Task objective: Filter the listing below, copying every line in which the word "الله" appears.

Entries provided:
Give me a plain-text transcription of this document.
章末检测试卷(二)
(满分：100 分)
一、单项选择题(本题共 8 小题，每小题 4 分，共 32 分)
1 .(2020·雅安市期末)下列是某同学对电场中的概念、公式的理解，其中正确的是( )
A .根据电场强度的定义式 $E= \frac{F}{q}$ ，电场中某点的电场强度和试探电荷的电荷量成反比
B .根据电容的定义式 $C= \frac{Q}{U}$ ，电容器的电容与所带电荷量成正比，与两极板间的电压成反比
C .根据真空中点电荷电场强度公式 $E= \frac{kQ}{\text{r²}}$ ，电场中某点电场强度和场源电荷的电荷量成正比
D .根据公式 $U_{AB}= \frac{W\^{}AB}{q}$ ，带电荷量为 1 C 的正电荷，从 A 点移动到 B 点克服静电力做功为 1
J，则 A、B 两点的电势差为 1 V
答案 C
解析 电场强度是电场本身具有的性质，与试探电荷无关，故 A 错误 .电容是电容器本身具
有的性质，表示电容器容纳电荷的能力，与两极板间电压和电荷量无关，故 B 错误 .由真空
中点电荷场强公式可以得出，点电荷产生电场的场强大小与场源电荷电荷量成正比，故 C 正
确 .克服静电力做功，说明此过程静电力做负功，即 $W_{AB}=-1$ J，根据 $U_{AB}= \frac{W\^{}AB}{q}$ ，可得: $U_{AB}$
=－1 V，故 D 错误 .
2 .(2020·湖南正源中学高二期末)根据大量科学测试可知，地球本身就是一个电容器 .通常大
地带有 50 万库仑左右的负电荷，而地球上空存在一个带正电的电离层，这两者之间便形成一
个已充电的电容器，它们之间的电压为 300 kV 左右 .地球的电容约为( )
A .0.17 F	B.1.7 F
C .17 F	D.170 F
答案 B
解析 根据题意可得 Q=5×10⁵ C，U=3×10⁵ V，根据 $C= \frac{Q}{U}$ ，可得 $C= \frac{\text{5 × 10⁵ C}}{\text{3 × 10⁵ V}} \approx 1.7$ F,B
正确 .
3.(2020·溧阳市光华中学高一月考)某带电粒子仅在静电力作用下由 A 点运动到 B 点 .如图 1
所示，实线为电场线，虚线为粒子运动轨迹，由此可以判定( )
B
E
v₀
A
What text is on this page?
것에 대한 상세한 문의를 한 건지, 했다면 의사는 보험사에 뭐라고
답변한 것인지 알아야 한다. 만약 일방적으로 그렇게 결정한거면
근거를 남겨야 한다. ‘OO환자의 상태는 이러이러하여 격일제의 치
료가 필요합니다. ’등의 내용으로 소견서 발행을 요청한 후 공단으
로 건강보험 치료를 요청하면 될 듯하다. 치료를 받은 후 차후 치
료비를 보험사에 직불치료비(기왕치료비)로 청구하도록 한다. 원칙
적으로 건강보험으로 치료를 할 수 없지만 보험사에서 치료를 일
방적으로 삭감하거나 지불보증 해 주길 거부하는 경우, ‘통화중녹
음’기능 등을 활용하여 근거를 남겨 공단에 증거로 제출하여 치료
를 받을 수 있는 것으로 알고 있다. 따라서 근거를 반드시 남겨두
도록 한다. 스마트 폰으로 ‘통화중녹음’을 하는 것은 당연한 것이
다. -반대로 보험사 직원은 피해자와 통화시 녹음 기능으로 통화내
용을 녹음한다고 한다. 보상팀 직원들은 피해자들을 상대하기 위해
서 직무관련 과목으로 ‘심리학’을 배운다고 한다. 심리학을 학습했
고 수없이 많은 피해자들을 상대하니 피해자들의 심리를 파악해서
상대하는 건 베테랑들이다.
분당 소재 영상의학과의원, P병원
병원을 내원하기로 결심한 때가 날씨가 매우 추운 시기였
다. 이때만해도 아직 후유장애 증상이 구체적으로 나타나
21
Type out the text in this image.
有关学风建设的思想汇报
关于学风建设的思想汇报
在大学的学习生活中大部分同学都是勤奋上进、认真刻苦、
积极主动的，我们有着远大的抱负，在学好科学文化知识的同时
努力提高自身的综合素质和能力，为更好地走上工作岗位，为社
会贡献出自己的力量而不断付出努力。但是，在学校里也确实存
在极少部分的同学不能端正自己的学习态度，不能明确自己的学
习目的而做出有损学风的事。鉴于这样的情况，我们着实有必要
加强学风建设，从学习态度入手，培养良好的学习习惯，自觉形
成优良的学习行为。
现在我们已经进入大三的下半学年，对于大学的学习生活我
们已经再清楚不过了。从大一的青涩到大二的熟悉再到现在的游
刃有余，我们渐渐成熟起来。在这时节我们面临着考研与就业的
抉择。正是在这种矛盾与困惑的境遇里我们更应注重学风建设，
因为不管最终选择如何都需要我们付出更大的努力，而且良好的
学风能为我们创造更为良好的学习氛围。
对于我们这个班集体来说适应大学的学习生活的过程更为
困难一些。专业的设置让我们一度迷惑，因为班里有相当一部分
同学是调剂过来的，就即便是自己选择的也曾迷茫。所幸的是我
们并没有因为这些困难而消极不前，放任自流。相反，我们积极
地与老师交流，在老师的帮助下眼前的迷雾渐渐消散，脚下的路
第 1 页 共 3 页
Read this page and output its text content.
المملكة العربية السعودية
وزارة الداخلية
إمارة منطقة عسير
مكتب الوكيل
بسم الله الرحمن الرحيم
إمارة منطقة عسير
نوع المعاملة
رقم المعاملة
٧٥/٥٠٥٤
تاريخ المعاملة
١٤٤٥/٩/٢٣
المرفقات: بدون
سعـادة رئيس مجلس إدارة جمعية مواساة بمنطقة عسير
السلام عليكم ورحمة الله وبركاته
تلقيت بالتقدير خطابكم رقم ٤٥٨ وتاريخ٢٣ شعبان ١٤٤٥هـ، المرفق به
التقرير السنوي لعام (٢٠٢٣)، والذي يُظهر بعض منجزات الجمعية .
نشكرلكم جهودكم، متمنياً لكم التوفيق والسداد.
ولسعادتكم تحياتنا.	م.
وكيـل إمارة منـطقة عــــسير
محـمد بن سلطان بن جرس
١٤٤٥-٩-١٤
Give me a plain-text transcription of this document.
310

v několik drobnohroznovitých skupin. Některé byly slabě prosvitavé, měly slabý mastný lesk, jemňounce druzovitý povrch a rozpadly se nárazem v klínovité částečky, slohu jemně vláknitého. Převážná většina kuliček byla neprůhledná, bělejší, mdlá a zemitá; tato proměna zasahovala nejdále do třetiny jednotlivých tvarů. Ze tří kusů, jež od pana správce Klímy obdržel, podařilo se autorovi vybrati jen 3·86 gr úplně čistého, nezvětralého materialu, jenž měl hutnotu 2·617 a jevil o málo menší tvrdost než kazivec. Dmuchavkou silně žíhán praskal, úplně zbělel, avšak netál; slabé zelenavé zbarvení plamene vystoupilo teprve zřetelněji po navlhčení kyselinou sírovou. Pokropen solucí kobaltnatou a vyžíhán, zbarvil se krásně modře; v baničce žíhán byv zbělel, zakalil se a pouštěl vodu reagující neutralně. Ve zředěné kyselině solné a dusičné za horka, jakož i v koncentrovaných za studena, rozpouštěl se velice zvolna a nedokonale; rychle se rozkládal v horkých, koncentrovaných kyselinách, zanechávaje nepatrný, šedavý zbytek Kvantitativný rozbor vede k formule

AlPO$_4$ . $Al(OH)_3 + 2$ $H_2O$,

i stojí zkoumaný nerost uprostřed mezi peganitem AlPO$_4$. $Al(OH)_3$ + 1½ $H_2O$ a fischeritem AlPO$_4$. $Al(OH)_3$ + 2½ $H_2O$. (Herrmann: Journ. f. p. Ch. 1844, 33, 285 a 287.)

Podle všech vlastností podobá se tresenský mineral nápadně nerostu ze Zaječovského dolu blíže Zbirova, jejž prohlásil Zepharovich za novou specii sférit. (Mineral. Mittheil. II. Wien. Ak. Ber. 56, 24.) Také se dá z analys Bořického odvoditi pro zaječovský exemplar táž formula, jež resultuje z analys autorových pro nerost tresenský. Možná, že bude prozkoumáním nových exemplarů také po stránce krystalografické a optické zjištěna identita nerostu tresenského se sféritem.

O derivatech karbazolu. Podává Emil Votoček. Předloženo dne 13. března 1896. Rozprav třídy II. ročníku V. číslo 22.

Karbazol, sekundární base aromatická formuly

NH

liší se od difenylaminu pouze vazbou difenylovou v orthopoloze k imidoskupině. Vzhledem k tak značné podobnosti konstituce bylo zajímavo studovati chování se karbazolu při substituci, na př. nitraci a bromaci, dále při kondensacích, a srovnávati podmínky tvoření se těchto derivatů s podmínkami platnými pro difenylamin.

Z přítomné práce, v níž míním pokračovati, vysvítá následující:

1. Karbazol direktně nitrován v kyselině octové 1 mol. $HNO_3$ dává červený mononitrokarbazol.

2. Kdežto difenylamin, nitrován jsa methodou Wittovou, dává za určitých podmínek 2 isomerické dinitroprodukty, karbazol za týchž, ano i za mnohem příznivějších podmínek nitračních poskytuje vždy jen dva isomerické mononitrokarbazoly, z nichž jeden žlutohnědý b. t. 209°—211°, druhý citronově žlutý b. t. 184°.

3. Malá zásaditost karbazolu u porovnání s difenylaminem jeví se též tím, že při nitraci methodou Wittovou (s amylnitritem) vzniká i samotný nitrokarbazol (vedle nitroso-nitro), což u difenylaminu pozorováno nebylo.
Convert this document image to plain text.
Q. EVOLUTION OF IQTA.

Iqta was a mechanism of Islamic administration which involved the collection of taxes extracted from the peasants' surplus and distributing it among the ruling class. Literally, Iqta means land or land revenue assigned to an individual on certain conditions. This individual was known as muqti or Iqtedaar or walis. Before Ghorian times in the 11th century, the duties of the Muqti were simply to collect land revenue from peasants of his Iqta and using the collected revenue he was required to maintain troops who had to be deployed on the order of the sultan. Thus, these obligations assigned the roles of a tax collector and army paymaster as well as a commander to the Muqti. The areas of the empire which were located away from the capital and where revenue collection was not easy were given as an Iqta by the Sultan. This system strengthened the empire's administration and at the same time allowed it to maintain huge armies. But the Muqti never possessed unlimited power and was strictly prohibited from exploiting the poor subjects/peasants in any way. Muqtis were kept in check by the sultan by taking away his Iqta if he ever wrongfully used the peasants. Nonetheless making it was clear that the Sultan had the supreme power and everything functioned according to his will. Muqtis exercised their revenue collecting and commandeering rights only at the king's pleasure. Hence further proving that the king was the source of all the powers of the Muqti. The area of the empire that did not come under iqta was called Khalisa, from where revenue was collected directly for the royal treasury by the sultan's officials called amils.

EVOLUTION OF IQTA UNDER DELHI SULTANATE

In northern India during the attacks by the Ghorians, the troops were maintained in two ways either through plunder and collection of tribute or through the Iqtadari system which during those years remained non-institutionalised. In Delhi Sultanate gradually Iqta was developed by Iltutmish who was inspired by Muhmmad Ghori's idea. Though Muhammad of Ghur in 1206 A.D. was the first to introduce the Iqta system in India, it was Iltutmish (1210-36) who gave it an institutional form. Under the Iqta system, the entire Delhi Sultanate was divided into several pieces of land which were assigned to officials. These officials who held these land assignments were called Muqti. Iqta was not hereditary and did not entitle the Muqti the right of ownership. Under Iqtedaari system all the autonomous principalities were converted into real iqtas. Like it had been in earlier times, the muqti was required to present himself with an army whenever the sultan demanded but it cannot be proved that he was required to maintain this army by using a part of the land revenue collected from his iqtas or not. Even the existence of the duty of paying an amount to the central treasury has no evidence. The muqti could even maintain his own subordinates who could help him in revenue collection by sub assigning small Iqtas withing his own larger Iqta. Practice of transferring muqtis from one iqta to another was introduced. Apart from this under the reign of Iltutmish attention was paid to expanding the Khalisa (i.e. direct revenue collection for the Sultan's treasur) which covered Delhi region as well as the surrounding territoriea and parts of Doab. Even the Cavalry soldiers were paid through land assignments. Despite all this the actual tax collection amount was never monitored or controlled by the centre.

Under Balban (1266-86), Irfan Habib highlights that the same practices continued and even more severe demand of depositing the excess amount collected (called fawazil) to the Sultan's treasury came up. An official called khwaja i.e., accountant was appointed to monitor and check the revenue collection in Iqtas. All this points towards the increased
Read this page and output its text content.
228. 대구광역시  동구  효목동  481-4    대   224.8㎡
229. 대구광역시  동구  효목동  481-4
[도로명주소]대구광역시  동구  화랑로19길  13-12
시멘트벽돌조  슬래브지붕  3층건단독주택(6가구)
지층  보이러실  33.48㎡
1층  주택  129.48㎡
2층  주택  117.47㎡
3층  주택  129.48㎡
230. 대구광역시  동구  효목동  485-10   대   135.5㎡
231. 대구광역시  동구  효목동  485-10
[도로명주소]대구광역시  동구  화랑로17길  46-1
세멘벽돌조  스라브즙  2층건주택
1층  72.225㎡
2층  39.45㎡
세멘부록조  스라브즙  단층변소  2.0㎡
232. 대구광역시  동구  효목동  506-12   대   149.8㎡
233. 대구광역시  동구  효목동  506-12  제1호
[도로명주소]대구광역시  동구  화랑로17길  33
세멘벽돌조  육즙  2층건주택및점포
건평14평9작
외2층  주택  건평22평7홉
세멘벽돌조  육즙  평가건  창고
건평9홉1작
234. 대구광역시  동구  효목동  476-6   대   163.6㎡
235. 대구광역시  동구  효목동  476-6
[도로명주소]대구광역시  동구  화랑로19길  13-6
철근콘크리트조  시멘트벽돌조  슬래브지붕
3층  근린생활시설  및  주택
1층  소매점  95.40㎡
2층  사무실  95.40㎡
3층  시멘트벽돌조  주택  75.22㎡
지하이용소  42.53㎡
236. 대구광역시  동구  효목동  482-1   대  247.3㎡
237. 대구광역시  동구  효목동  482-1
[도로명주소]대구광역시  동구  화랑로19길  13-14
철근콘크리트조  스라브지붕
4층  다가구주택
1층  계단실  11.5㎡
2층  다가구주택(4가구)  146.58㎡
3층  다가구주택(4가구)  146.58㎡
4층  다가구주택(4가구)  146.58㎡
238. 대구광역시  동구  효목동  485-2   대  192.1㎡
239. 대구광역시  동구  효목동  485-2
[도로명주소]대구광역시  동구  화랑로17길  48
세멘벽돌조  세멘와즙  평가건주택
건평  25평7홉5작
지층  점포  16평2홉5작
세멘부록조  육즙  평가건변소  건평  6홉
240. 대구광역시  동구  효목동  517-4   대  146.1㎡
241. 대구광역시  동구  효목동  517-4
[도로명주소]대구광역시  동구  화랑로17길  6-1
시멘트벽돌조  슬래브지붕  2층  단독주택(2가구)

Full response:
بسم الله الرحمن الرحيم
السلام عليكم ورحمة الله وبركاته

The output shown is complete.